YOUR OBJECTIVE:
Determine the count of lines holding the string "maintain". Return only the number.

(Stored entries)
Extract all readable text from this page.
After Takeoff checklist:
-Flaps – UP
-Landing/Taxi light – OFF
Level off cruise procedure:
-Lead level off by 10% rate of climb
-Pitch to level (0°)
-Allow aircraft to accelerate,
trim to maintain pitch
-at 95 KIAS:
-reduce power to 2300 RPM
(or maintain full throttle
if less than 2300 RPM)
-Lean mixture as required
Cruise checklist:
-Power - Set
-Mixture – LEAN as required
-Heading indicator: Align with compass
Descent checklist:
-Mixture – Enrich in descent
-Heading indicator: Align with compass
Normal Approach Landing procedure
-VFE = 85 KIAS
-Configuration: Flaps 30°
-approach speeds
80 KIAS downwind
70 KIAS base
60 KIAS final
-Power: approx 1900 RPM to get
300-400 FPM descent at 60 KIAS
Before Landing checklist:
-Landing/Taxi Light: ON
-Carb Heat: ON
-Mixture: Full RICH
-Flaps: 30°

...

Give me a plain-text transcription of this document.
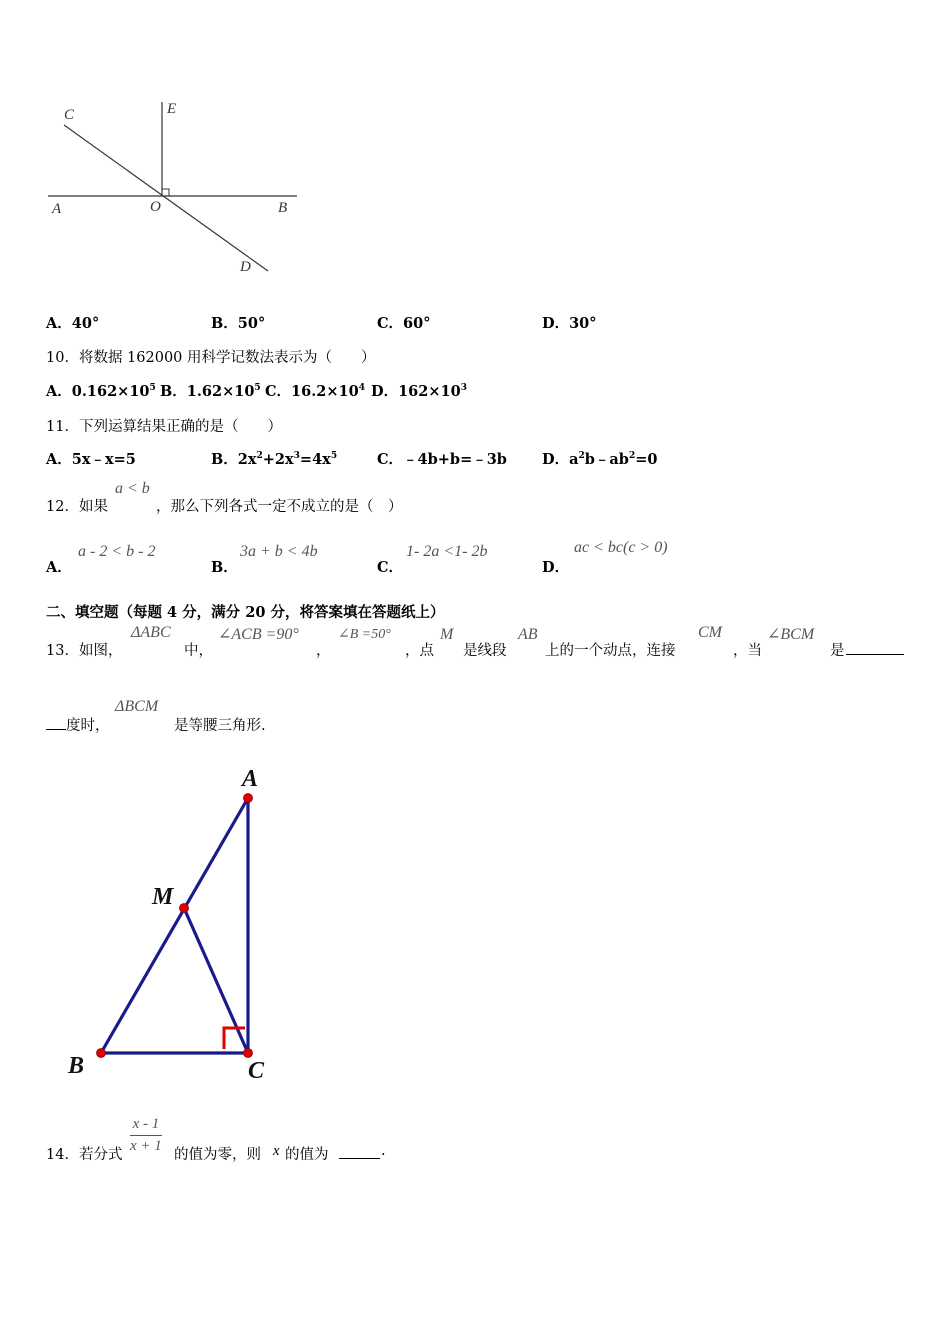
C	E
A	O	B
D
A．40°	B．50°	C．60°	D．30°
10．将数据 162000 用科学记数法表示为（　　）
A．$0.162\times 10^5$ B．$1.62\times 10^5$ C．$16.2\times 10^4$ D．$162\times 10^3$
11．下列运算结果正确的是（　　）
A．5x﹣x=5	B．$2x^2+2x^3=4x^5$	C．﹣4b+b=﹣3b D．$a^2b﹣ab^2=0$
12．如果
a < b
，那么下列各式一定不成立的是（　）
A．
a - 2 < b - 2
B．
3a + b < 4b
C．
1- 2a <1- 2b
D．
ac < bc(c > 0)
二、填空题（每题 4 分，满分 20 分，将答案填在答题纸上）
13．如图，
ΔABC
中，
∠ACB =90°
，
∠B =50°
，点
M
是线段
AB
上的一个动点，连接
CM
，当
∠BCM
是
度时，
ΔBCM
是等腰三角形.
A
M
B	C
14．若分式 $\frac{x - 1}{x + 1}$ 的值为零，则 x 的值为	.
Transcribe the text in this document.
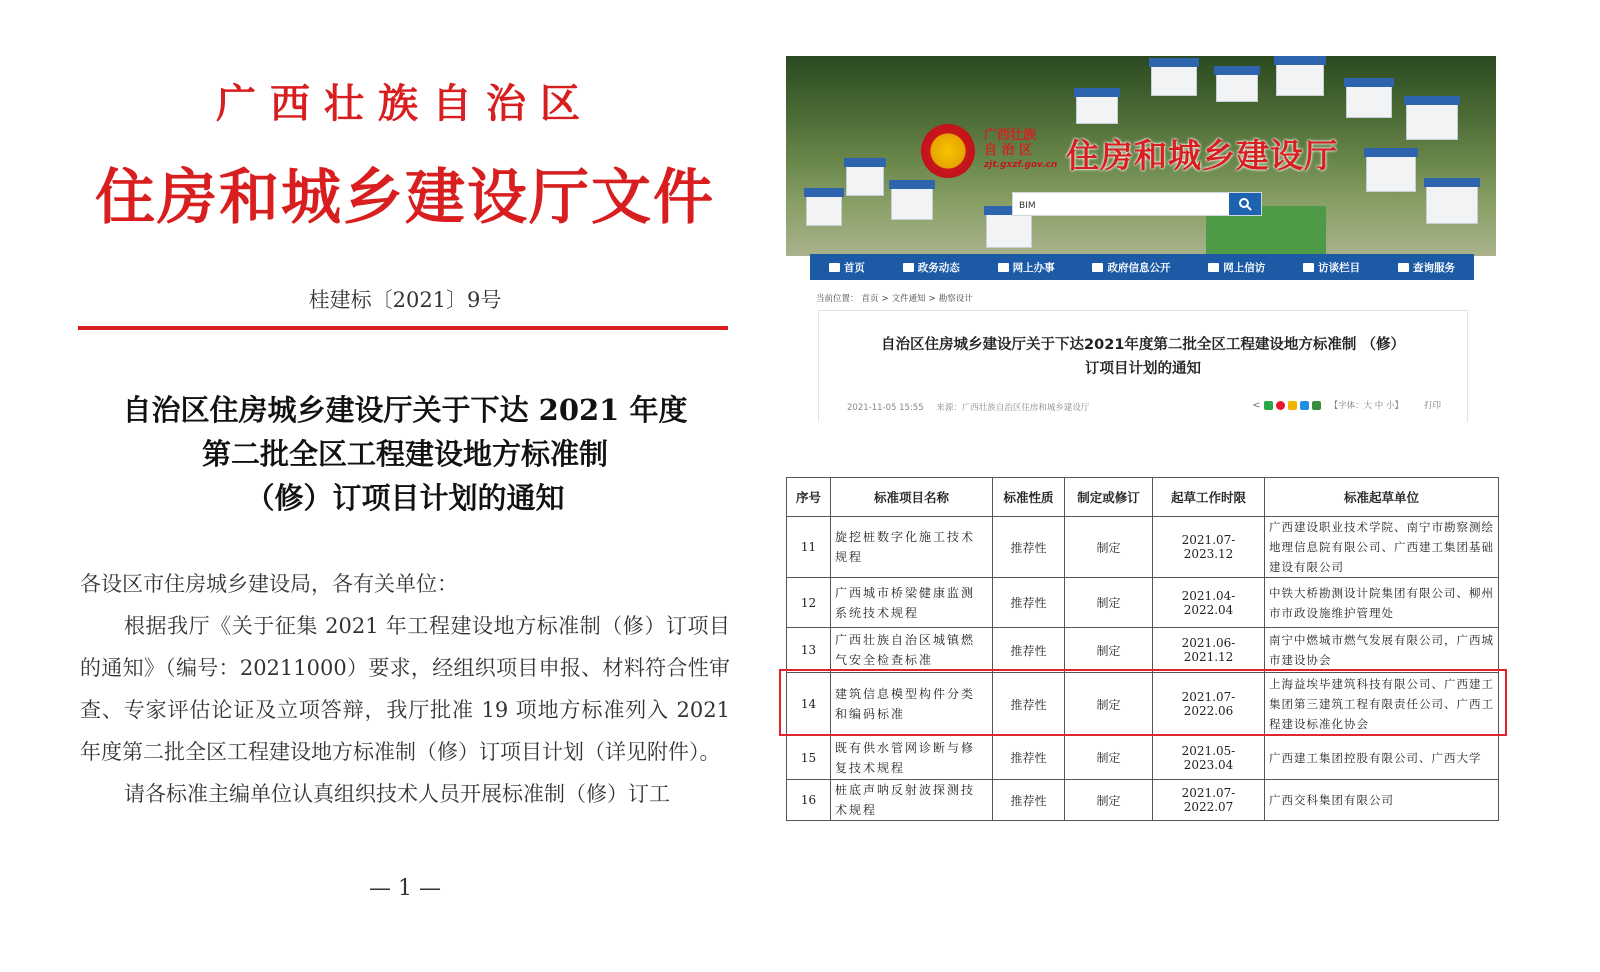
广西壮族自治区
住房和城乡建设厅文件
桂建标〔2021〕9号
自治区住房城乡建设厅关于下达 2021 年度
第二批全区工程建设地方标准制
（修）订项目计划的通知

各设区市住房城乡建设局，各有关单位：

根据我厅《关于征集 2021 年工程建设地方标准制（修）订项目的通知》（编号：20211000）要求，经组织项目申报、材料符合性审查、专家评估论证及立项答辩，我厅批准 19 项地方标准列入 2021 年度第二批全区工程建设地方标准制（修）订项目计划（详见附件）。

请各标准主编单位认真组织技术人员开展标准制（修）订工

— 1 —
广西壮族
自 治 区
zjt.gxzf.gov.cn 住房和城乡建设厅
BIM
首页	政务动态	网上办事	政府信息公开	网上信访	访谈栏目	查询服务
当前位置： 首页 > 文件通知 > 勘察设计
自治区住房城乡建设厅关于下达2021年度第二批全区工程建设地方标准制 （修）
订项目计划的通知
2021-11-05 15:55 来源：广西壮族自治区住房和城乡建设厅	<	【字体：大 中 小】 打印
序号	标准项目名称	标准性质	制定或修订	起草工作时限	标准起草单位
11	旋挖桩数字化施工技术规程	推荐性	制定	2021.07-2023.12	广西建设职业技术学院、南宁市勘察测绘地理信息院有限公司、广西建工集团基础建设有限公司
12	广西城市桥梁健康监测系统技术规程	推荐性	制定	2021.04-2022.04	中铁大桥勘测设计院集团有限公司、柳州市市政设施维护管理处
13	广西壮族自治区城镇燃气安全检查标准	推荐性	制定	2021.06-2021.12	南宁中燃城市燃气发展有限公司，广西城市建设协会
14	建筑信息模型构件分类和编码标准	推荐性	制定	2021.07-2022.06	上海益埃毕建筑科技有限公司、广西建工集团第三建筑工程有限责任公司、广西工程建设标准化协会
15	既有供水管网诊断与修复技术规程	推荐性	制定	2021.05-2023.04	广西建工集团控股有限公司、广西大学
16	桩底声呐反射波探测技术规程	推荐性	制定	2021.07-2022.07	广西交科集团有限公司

--

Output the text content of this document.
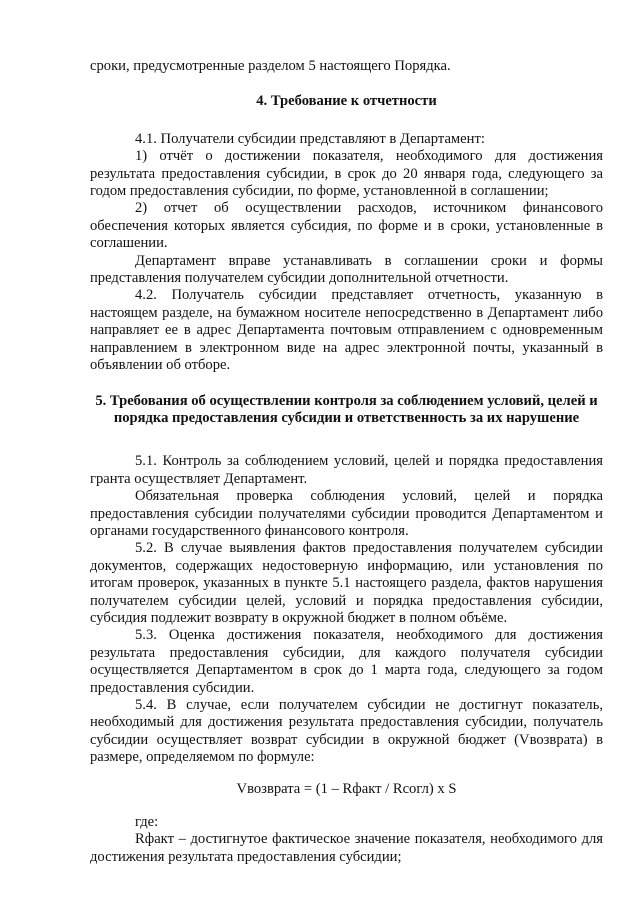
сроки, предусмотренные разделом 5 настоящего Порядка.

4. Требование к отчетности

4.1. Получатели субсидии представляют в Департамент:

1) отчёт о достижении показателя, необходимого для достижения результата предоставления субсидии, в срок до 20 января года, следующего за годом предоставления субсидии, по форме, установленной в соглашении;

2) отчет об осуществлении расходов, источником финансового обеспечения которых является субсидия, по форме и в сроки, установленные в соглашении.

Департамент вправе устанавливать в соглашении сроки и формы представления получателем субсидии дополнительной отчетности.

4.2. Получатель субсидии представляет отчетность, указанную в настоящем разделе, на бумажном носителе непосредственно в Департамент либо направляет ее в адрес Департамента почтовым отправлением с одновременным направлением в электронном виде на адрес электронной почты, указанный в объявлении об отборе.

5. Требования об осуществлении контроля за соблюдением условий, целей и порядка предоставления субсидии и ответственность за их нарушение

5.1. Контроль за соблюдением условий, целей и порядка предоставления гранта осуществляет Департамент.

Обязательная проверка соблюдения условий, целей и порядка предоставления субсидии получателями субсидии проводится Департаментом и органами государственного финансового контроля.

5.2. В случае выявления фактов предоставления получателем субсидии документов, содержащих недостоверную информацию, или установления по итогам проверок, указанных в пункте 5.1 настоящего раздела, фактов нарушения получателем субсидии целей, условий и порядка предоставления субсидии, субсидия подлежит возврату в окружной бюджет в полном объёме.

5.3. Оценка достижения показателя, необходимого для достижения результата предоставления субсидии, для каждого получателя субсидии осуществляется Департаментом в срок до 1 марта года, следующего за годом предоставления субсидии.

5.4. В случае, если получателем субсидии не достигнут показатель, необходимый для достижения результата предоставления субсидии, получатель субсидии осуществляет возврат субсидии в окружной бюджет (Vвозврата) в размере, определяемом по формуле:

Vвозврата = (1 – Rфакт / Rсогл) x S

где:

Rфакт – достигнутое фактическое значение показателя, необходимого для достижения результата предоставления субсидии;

EXERCISE ANSWER:
2